Exercise directions:
Which lines have the string "Fundación"? Copy all of them from the entries below.

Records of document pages
● ● ● ● ●

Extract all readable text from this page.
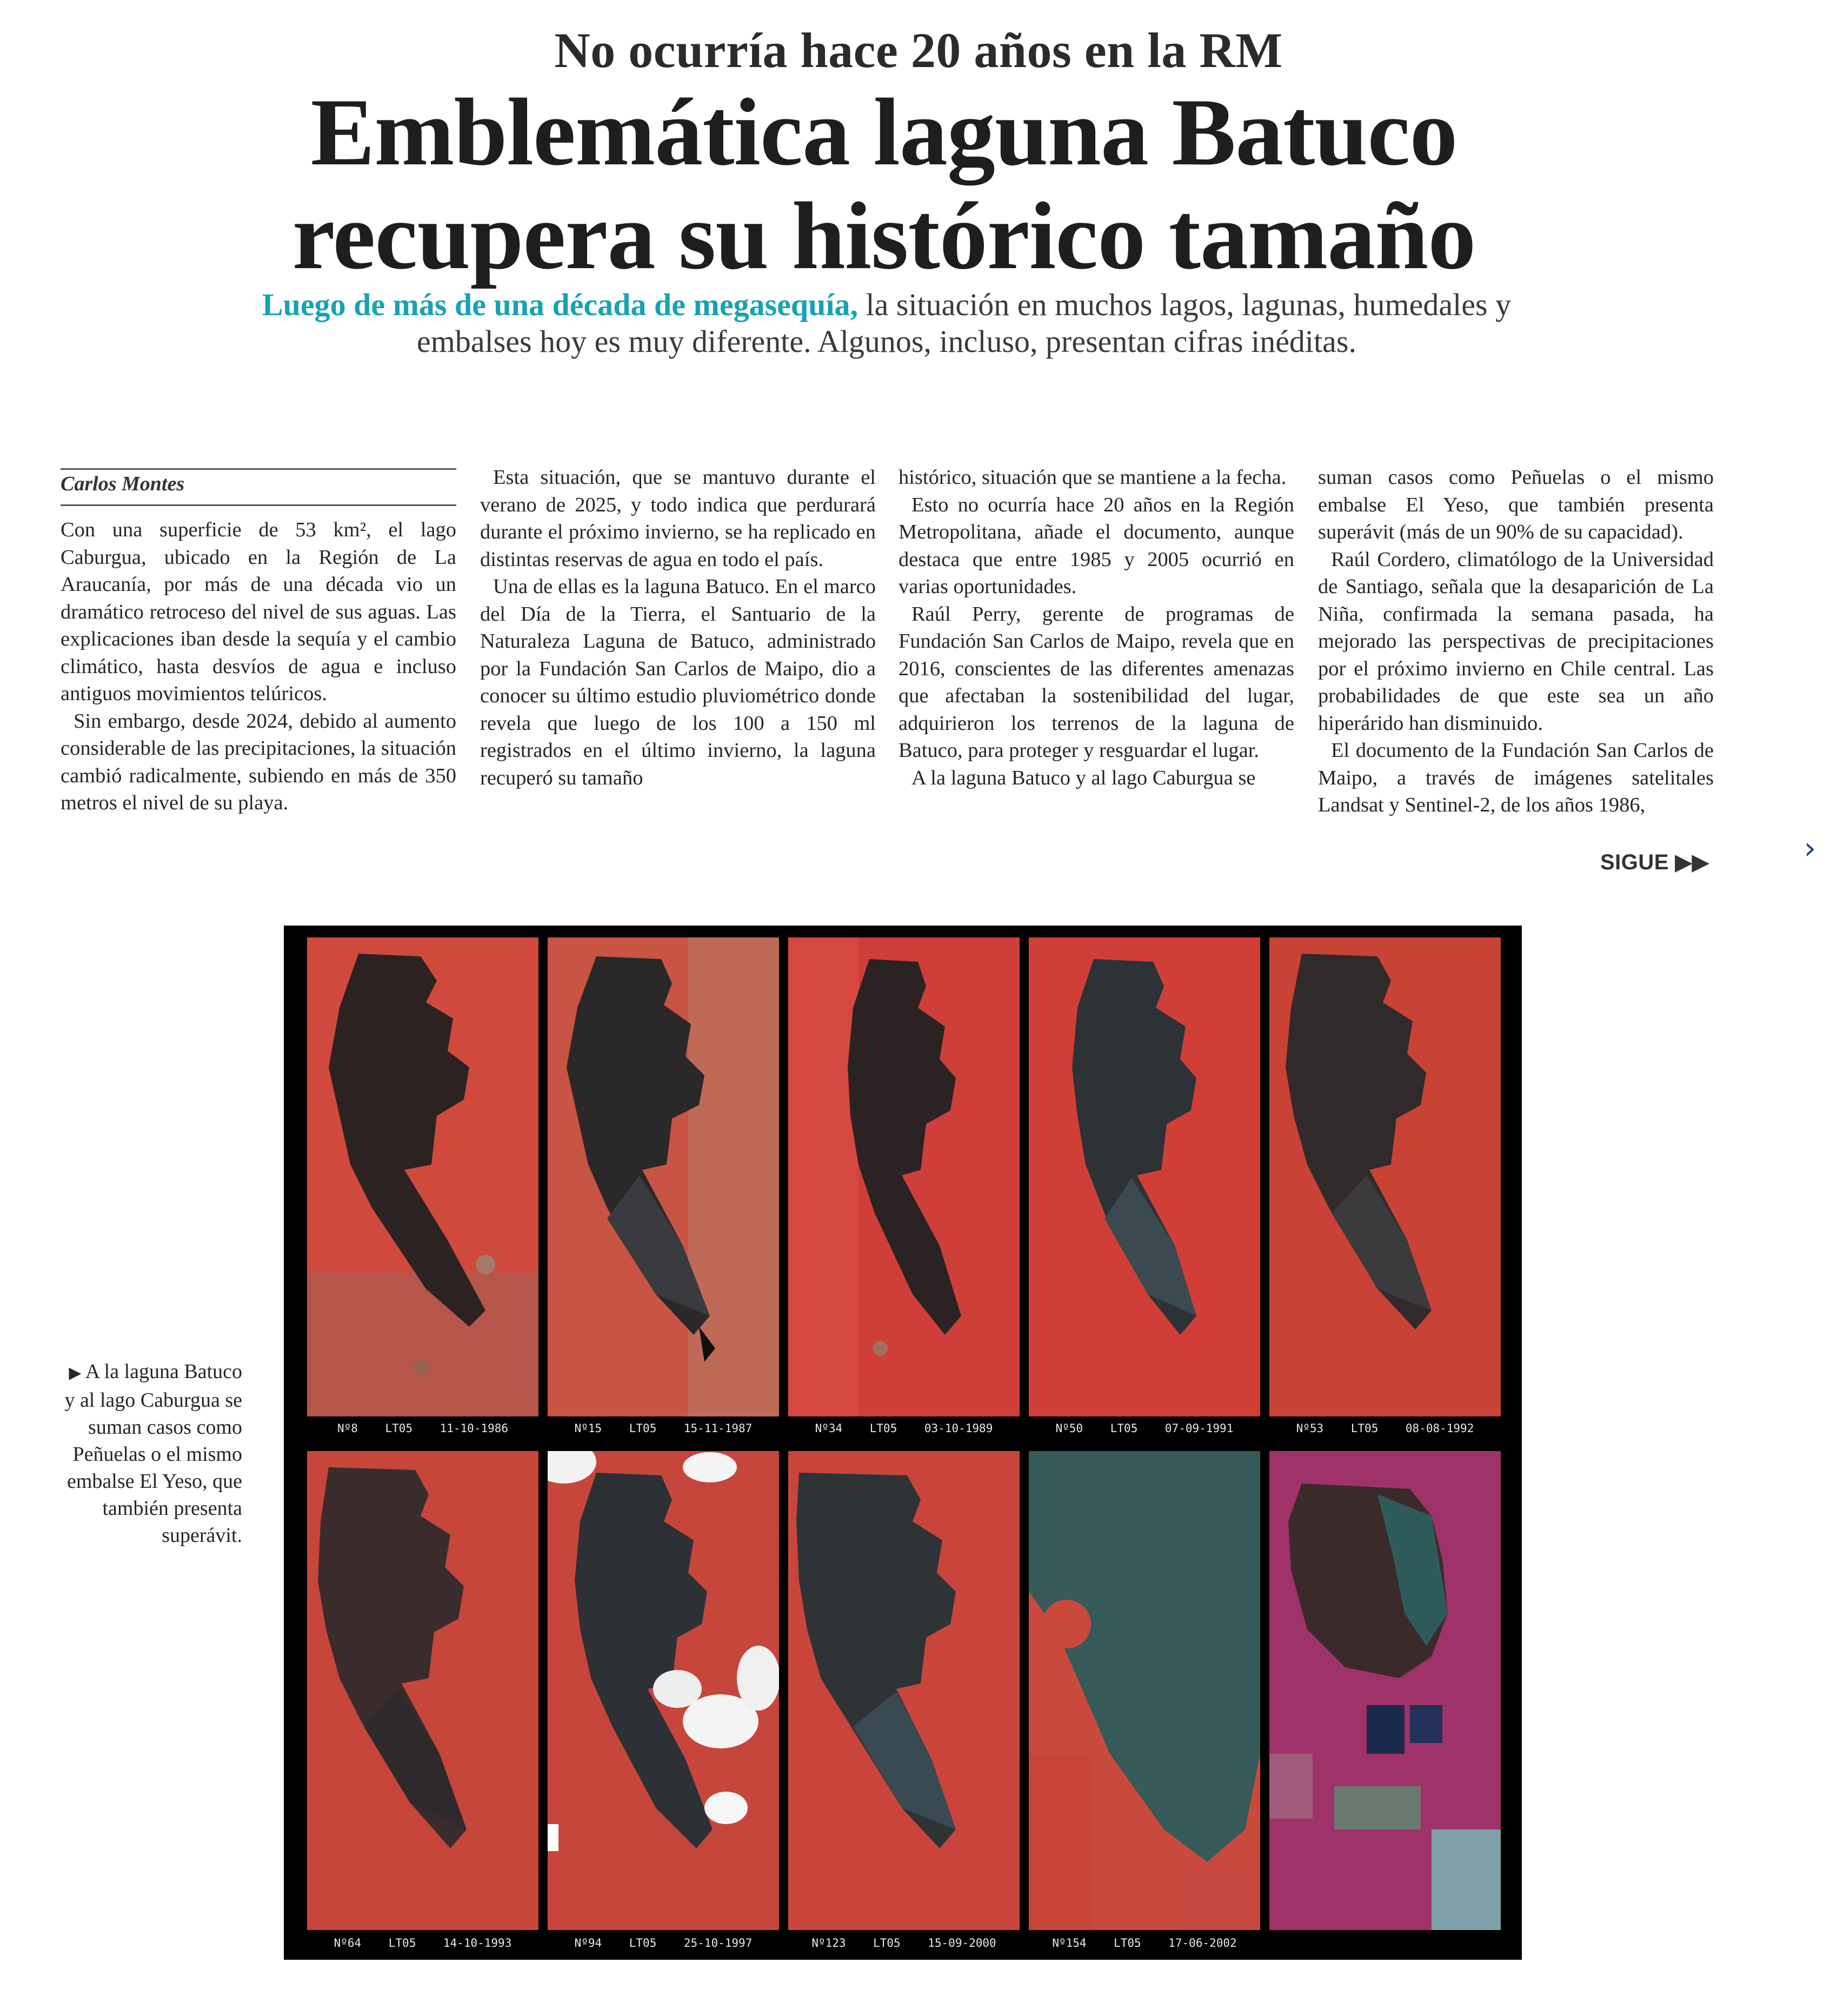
No ocurría hace 20 años en la RM
Emblemática laguna Batuco
recupera su histórico tamaño
Luego de más de una década de megasequía, la situación en muchos lagos, lagunas, humedales y embalses hoy es muy diferente. Algunos, incluso, presentan cifras inéditas.
Carlos Montes

Con una superficie de 53 km², el lago Caburgua, ubicado en la Región de La Araucanía, por más de una década vio un dramático retroceso del nivel de sus aguas. Las explicaciones iban desde la sequía y el cambio climático, hasta desvíos de agua e incluso antiguos movimientos telúricos.

Sin embargo, desde 2024, debido al aumento considerable de las precipitaciones, la situación cambió radicalmente, subiendo en más de 350 metros el nivel de su playa.

Esta situación, que se mantuvo durante el verano de 2025, y todo indica que perdurará durante el próximo invierno, se ha replicado en distintas reservas de agua en todo el país.

Una de ellas es la laguna Batuco. En el marco del Día de la Tierra, el Santuario de la Naturaleza Laguna de Batuco, administrado por la Fundación San Carlos de Maipo, dio a conocer su último estudio pluviométrico donde revela que luego de los 100 a 150 ml registrados en el último invierno, la laguna recuperó su tamaño

histórico, situación que se mantiene a la fecha.

Esto no ocurría hace 20 años en la Región Metropolitana, añade el documento, aunque destaca que entre 1985 y 2005 ocurrió en varias oportunidades.

Raúl Perry, gerente de programas de Fundación San Carlos de Maipo, revela que en 2016, conscientes de las diferentes amenazas que afectaban la sostenibilidad del lugar, adquirieron los terrenos de la laguna de Batuco, para proteger y resguardar el lugar.

A la laguna Batuco y al lago Caburgua se

suman casos como Peñuelas o el mismo embalse El Yeso, que también presenta superávit (más de un 90% de su capacidad).

Raúl Cordero, climatólogo de la Universidad de Santiago, señala que la desaparición de La Niña, confirmada la semana pasada, ha mejorado las perspectivas de precipitaciones por el próximo invierno en Chile central. Las probabilidades de que este sea un año hiperárido han disminuido.

El documento de la Fundación San Carlos de Maipo, a través de imágenes satelitales Landsat y Sentinel-2, de los años 1986,

SIGUE ▶▶	›
▶ A la laguna Batuco y al lago Caburgua se suman casos como Peñuelas o el mismo embalse El Yeso, que también presenta superávit.
Nº8    LT05    11-10-1986	Nº15    LT05    15-11-1987	Nº34    LT05    03-10-1989	Nº50    LT05    07-09-1991	Nº53    LT05    08-08-1992
Nº64    LT05    14-10-1993	Nº94    LT05    25-10-1997	Nº123    LT05    15-09-2000	Nº154    LT05    17-06-2002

● ● ● ● ●

Solution to this exercise:
Una de ellas es la laguna Batuco. En el marco del Día de la Tierra, el Santuario de la Naturaleza Laguna de Batuco, administrado por la Fundación San Carlos de Maipo, dio a conocer su último estudio pluviométrico donde revela que luego de los 100 a 150 ml registrados en el último invierno, la laguna recuperó su tamaño
Raúl Perry, gerente de programas de Fundación San Carlos de Maipo, revela que en 2016, conscientes de las diferentes amenazas que afectaban la sostenibilidad del lugar, adquirieron los terrenos de la laguna de Batuco, para proteger y resguardar el lugar.
El documento de la Fundación San Carlos de Maipo, a través de imágenes satelitales Landsat y Sentinel-2, de los años 1986,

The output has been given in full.